• [Task instructions]: Repeat every entry word for word, skipping the pictures.

• [Stored records]:
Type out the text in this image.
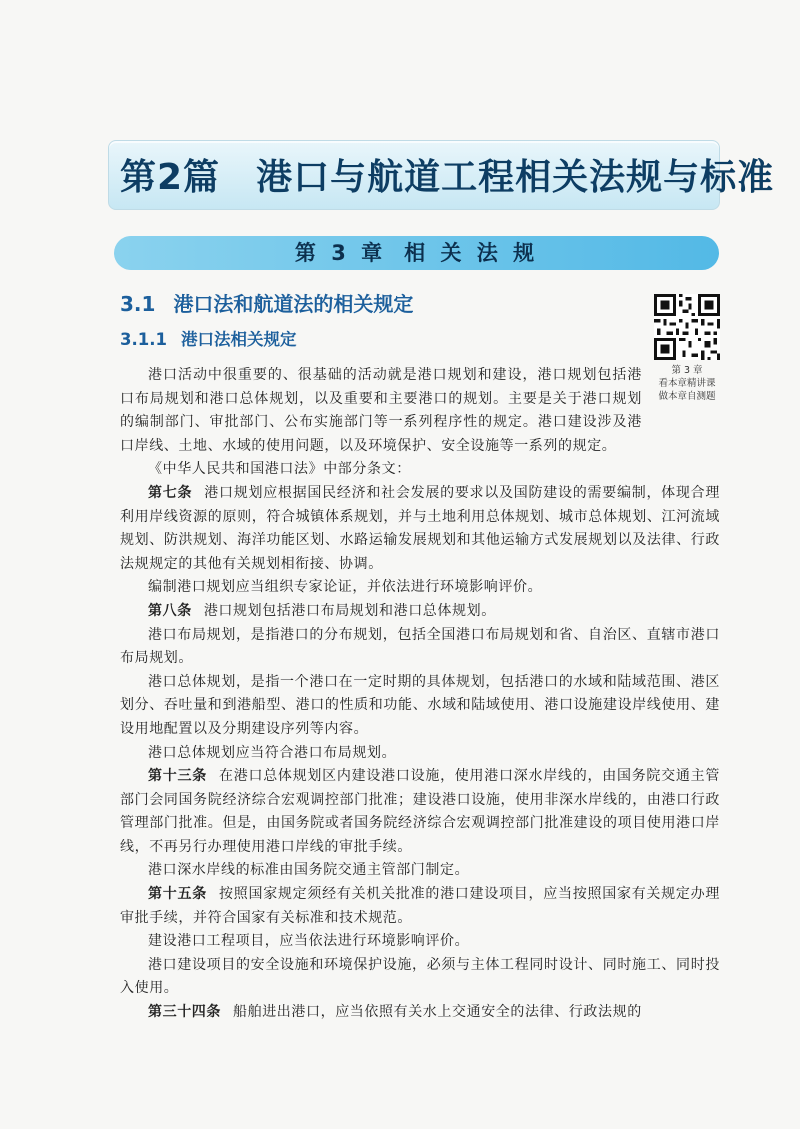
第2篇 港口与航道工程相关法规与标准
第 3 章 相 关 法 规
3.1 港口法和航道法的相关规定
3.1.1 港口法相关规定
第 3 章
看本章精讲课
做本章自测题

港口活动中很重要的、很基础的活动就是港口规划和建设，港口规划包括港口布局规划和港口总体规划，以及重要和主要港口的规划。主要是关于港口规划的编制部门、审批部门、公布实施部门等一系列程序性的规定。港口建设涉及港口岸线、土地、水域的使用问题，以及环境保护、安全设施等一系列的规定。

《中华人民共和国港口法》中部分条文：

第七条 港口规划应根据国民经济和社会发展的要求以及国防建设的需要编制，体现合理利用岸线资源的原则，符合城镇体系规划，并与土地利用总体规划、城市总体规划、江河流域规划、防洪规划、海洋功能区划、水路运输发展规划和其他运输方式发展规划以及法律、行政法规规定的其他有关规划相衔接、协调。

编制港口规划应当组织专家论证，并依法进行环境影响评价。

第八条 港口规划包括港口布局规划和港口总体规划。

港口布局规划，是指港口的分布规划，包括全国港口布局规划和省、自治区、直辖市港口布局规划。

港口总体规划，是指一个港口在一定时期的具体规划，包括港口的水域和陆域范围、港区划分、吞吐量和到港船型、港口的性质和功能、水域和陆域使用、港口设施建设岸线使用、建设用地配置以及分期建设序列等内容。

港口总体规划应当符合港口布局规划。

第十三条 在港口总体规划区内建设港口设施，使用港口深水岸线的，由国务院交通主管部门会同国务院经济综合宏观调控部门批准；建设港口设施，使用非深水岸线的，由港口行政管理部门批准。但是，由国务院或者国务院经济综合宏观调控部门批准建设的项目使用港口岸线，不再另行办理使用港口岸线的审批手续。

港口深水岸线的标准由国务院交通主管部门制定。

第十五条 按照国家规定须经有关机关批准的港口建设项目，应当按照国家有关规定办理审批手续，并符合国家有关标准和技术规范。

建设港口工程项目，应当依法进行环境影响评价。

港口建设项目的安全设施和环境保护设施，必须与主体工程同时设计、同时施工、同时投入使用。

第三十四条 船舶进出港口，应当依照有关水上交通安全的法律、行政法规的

• [Output]:
Type out the text in this image.
第2篇 港口与航道工程相关法规与标准
第 3 章 相 关 法 规
3.1 港口法和航道法的相关规定
3.1.1 港口法相关规定
第 3 章
看本章精讲课
做本章自测题

港口活动中很重要的、很基础的活动就是港口规划和建设，港口规划包括港口布局规划和港口总体规划，以及重要和主要港口的规划。主要是关于港口规划的编制部门、审批部门、公布实施部门等一系列程序性的规定。港口建设涉及港口岸线、土地、水域的使用问题，以及环境保护、安全设施等一系列的规定。

《中华人民共和国港口法》中部分条文：

第七条 港口规划应根据国民经济和社会发展的要求以及国防建设的需要编制，体现合理利用岸线资源的原则，符合城镇体系规划，并与土地利用总体规划、城市总体规划、江河流域规划、防洪规划、海洋功能区划、水路运输发展规划和其他运输方式发展规划以及法律、行政法规规定的其他有关规划相衔接、协调。

编制港口规划应当组织专家论证，并依法进行环境影响评价。

第八条 港口规划包括港口布局规划和港口总体规划。

港口布局规划，是指港口的分布规划，包括全国港口布局规划和省、自治区、直辖市港口布局规划。

港口总体规划，是指一个港口在一定时期的具体规划，包括港口的水域和陆域范围、港区划分、吞吐量和到港船型、港口的性质和功能、水域和陆域使用、港口设施建设岸线使用、建设用地配置以及分期建设序列等内容。

港口总体规划应当符合港口布局规划。

第十三条 在港口总体规划区内建设港口设施，使用港口深水岸线的，由国务院交通主管部门会同国务院经济综合宏观调控部门批准；建设港口设施，使用非深水岸线的，由港口行政管理部门批准。但是，由国务院或者国务院经济综合宏观调控部门批准建设的项目使用港口岸线，不再另行办理使用港口岸线的审批手续。

港口深水岸线的标准由国务院交通主管部门制定。

第十五条 按照国家规定须经有关机关批准的港口建设项目，应当按照国家有关规定办理审批手续，并符合国家有关标准和技术规范。

建设港口工程项目，应当依法进行环境影响评价。

港口建设项目的安全设施和环境保护设施，必须与主体工程同时设计、同时施工、同时投入使用。

第三十四条 船舶进出港口，应当依照有关水上交通安全的法律、行政法规的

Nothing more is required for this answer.